● **Work to complete**
Your answer should be a single number: the count of lines containing the string "differs".

·····

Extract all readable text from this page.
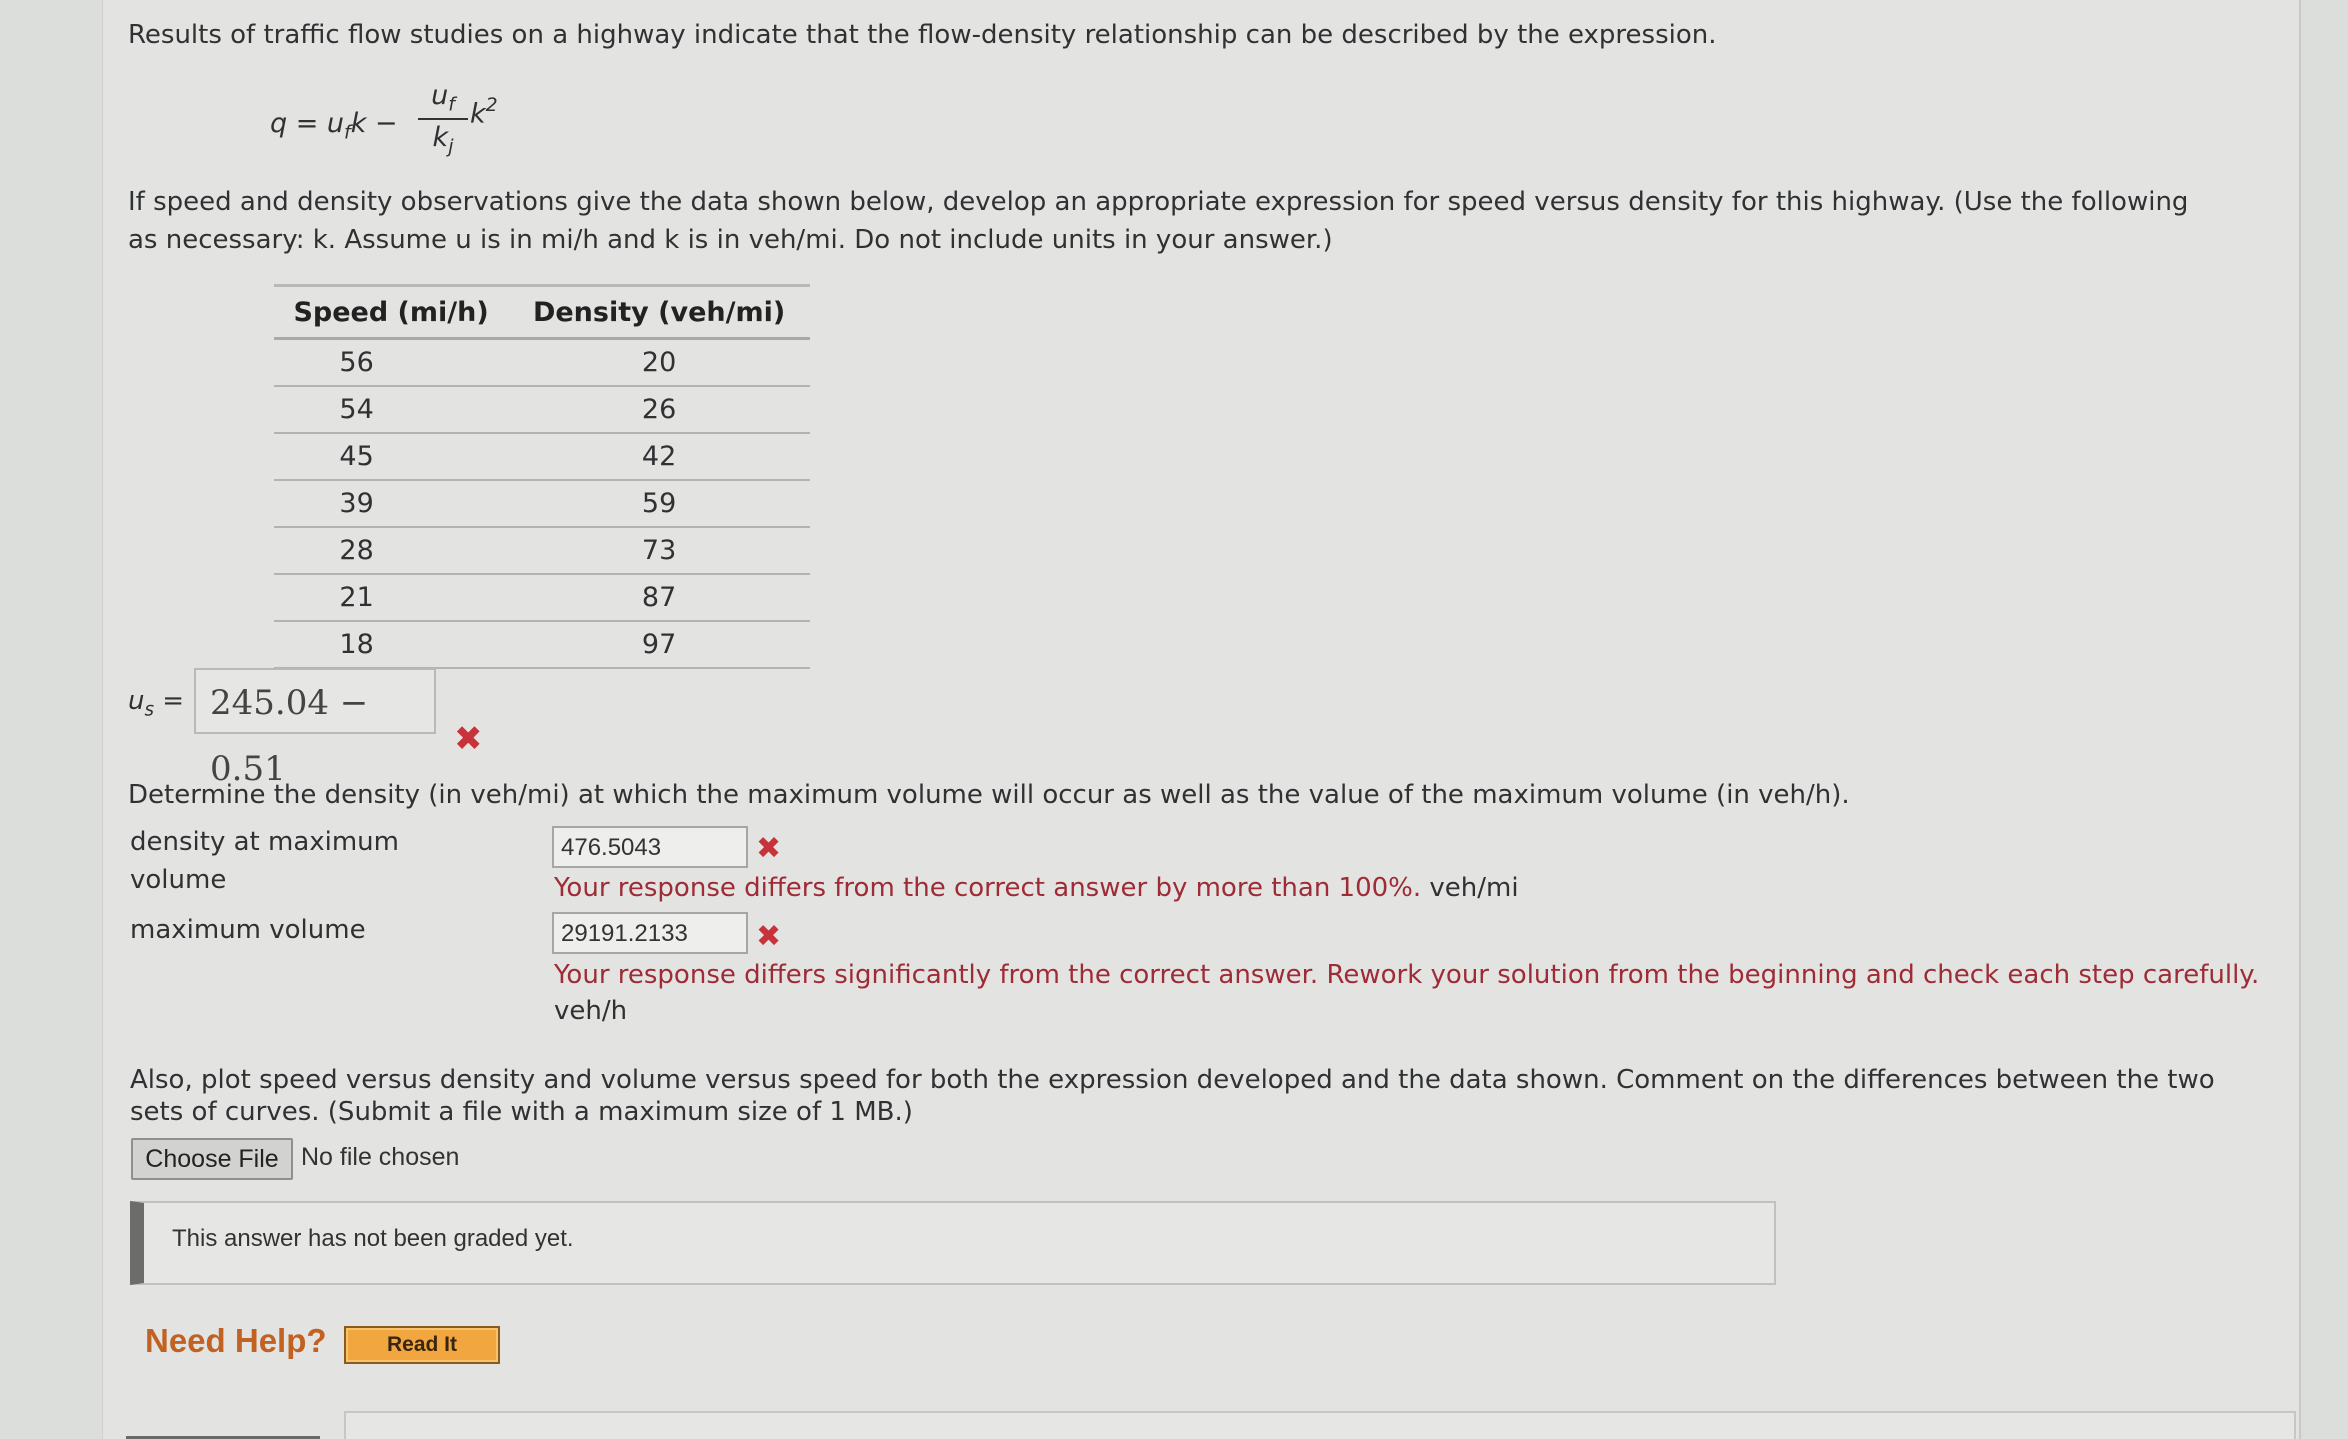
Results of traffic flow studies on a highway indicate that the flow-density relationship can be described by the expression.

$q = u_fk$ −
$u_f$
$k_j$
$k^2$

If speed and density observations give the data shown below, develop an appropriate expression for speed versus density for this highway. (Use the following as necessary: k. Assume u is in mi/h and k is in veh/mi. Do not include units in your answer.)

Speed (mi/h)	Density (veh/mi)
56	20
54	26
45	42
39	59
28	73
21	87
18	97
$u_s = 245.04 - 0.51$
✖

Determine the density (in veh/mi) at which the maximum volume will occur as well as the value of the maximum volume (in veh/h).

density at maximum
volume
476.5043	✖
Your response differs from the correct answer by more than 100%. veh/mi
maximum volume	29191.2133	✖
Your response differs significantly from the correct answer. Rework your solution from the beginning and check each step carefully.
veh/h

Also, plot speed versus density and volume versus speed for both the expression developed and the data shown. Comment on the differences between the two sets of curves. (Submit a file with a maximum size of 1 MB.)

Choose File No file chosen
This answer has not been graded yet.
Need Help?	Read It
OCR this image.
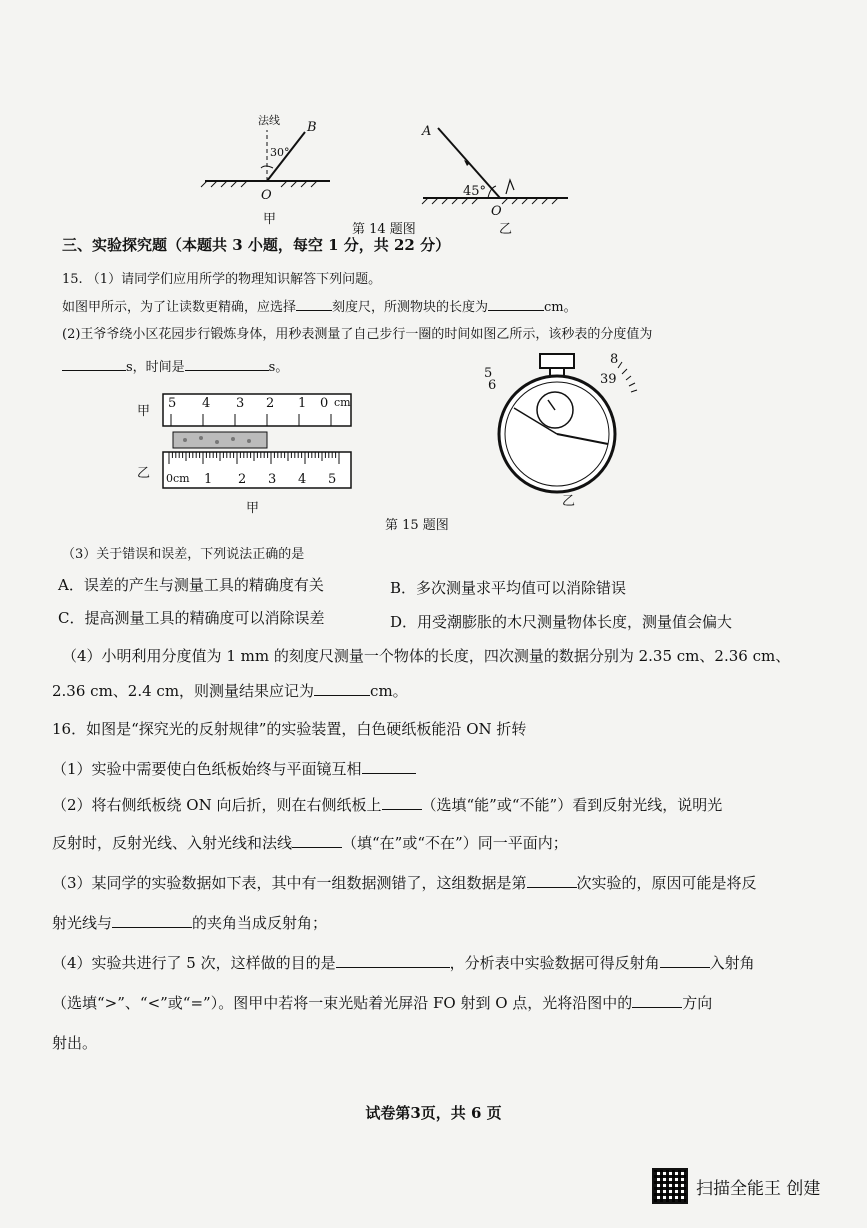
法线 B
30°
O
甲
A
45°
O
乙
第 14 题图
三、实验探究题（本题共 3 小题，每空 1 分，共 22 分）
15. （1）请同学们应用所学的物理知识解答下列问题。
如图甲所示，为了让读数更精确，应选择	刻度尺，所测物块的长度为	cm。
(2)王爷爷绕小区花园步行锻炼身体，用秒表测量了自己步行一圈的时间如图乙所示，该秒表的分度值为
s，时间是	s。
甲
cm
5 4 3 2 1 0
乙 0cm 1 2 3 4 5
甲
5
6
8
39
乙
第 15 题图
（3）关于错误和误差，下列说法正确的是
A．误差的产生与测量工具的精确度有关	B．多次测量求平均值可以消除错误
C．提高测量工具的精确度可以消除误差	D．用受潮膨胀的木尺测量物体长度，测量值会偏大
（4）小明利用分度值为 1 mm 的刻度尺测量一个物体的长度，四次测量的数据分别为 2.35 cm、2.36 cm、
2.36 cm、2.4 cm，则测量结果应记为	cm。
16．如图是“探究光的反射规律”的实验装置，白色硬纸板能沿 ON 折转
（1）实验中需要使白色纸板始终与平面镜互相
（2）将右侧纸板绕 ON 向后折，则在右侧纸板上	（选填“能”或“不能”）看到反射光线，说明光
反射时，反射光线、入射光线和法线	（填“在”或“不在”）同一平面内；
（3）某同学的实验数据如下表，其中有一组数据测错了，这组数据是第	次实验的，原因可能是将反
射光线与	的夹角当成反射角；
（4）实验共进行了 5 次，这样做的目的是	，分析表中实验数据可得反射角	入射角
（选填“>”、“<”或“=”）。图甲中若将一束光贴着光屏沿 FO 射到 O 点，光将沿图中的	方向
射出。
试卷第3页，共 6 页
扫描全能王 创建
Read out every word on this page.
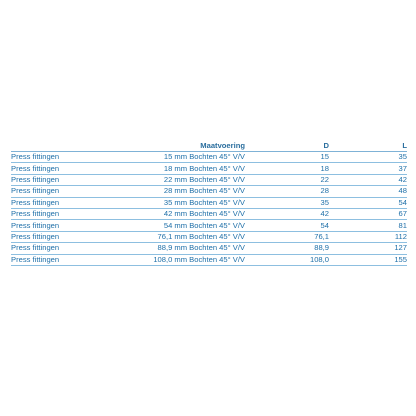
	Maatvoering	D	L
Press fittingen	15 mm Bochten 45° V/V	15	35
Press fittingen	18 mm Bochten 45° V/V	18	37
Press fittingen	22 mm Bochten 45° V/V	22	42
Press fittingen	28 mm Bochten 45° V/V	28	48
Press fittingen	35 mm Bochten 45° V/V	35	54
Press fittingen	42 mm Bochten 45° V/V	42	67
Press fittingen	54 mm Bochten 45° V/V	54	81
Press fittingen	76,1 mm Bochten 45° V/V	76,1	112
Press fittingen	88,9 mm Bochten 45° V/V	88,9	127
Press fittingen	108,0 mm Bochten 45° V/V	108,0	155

·····

● **Response to the task**
2